What is being asked: Go through the listing and pick out each line with the word "group" in it.

'''

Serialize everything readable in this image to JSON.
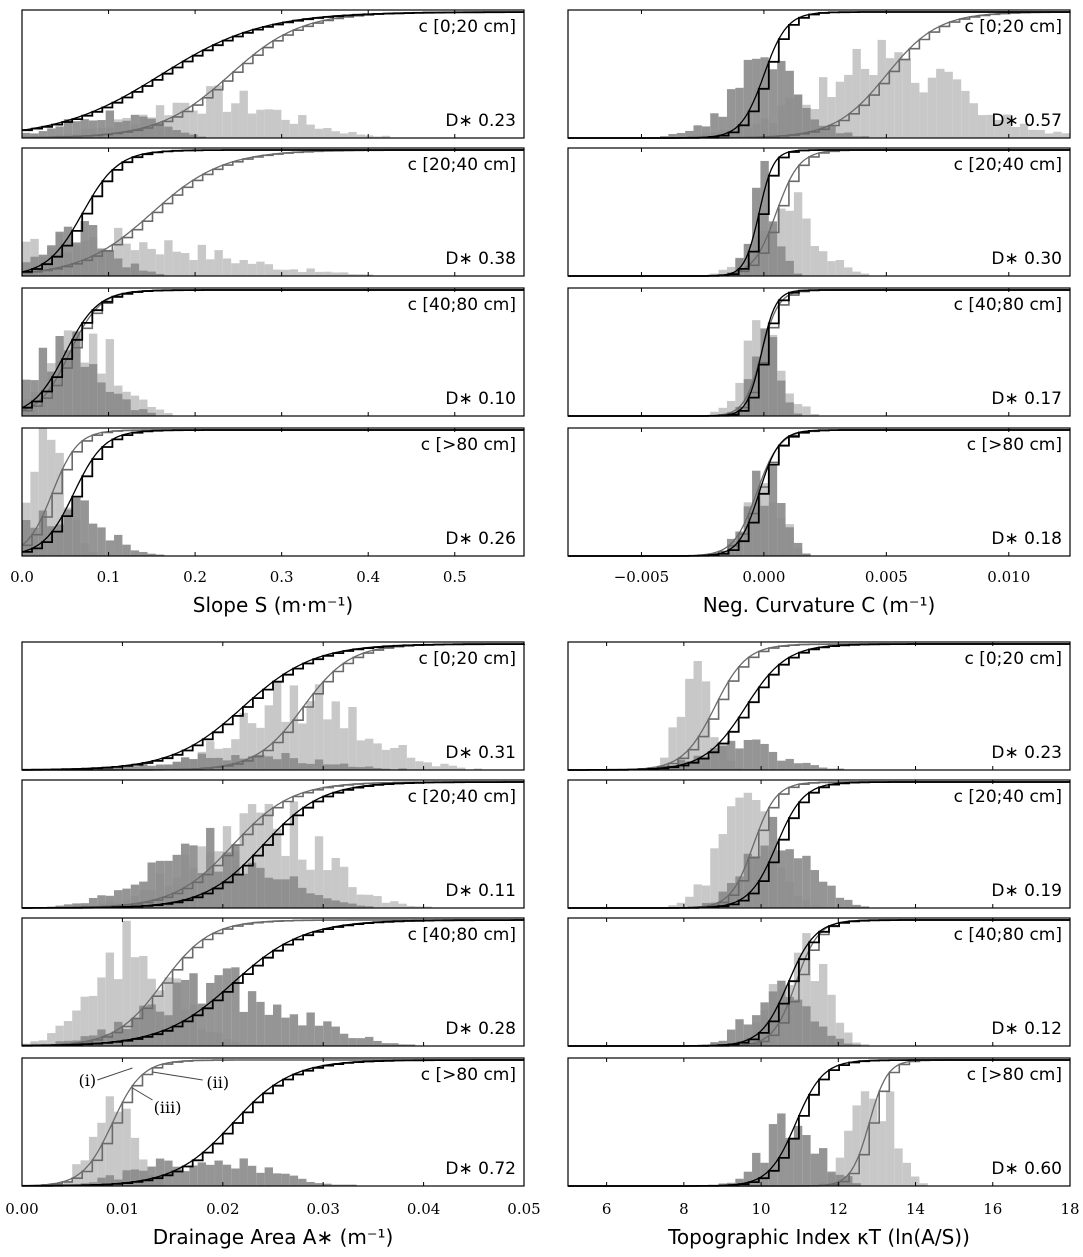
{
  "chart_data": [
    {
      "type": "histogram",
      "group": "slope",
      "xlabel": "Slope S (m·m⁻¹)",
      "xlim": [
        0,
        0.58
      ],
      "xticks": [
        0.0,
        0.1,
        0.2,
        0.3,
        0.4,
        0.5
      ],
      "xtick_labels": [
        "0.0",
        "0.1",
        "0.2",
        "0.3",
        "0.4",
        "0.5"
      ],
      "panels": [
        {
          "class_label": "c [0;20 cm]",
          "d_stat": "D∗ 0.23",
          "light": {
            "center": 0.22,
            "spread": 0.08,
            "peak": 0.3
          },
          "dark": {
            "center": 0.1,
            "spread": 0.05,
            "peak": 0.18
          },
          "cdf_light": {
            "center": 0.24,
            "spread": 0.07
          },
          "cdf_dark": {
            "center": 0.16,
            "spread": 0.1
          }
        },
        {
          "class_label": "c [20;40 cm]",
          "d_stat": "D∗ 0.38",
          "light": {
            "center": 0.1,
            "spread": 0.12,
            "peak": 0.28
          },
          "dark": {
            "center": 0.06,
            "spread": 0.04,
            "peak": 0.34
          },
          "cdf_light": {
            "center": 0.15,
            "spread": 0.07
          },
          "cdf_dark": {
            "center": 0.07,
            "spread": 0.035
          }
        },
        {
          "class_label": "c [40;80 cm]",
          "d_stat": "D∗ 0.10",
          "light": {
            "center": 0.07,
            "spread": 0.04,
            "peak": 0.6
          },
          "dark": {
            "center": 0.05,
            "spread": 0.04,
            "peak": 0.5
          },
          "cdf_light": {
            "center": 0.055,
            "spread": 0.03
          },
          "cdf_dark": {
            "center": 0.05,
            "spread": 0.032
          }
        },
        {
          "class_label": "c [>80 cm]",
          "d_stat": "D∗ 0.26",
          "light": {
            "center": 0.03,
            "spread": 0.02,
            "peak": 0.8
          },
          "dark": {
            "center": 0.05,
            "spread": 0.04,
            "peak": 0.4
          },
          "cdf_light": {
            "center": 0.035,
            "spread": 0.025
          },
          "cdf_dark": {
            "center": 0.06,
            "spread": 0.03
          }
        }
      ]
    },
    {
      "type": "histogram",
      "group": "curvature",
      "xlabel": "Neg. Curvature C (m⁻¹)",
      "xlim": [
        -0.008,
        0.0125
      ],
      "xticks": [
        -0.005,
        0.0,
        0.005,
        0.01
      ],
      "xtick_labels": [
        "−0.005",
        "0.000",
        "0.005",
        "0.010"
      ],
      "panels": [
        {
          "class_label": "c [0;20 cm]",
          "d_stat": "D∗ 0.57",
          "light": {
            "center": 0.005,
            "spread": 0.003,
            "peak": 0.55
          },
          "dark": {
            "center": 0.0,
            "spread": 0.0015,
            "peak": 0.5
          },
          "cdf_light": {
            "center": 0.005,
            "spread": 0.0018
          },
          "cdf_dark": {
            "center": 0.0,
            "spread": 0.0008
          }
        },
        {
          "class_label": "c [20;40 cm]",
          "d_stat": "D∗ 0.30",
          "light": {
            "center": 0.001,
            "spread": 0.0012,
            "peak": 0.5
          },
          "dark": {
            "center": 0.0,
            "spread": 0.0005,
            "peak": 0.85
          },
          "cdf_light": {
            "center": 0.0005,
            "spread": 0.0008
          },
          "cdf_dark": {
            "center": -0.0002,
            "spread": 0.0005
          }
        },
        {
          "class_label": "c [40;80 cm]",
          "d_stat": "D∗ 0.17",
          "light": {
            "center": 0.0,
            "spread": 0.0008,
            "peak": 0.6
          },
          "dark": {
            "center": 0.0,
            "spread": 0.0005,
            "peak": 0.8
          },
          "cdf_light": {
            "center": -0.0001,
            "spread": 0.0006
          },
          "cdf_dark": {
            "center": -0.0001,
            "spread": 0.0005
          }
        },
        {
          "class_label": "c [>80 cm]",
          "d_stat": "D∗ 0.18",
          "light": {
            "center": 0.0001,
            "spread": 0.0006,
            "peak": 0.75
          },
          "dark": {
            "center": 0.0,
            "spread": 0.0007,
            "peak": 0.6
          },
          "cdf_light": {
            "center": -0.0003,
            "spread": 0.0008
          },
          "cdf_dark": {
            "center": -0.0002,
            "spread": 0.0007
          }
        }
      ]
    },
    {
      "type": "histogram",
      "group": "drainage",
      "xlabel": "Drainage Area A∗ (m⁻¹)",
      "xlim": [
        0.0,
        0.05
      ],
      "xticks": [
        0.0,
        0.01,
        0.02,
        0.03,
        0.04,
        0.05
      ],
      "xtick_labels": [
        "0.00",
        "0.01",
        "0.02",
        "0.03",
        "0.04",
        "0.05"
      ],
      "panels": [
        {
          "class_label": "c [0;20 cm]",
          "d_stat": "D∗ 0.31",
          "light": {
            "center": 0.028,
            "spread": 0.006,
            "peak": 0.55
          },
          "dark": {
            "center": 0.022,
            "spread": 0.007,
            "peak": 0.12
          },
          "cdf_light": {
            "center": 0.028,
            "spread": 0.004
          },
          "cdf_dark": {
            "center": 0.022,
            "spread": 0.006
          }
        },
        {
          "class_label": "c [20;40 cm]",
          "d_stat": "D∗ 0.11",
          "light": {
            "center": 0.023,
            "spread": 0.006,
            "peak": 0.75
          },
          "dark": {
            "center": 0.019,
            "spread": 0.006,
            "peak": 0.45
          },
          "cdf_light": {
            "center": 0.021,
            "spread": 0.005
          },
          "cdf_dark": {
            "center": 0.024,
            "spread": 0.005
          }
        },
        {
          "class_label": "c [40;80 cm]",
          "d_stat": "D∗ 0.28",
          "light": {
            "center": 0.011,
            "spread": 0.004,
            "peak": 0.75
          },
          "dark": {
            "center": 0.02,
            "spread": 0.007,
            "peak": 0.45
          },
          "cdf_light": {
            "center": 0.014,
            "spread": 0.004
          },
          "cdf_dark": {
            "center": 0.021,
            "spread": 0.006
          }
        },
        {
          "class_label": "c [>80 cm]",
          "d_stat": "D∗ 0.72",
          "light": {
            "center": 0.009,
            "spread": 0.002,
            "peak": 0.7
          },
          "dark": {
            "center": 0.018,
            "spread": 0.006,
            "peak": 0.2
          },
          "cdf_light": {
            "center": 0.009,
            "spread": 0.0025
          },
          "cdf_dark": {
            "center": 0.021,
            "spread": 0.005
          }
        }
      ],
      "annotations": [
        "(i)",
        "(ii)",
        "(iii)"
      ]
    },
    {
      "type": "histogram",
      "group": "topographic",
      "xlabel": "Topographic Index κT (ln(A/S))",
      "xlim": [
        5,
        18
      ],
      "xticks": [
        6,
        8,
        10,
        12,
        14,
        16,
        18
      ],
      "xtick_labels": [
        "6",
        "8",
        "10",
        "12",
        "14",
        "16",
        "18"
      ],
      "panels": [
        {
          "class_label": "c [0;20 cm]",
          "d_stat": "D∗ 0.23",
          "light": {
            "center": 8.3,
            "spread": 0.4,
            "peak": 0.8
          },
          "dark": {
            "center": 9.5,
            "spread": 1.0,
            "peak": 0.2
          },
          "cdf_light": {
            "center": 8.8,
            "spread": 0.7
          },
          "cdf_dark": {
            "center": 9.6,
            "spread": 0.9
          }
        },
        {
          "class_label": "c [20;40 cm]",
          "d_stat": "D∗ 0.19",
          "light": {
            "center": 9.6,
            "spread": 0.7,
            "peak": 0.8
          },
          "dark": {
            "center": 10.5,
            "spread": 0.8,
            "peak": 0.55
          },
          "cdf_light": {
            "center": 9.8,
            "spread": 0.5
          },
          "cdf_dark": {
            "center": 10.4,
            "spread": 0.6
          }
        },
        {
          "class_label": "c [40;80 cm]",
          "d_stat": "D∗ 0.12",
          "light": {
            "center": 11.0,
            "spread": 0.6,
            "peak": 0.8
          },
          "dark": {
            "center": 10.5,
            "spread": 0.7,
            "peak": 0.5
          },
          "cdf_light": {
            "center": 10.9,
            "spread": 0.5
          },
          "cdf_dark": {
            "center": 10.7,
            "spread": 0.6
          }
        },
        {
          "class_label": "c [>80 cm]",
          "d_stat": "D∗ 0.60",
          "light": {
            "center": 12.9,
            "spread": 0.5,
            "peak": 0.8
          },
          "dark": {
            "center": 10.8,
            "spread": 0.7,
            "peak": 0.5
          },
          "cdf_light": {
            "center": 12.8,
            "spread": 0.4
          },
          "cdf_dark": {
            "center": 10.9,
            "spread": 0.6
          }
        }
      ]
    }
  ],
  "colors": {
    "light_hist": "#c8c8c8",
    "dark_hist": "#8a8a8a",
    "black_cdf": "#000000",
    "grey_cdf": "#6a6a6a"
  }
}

'''

Response to this task:
      "group": "slope",
      "group": "curvature",
      "group": "drainage",
      "group": "topographic",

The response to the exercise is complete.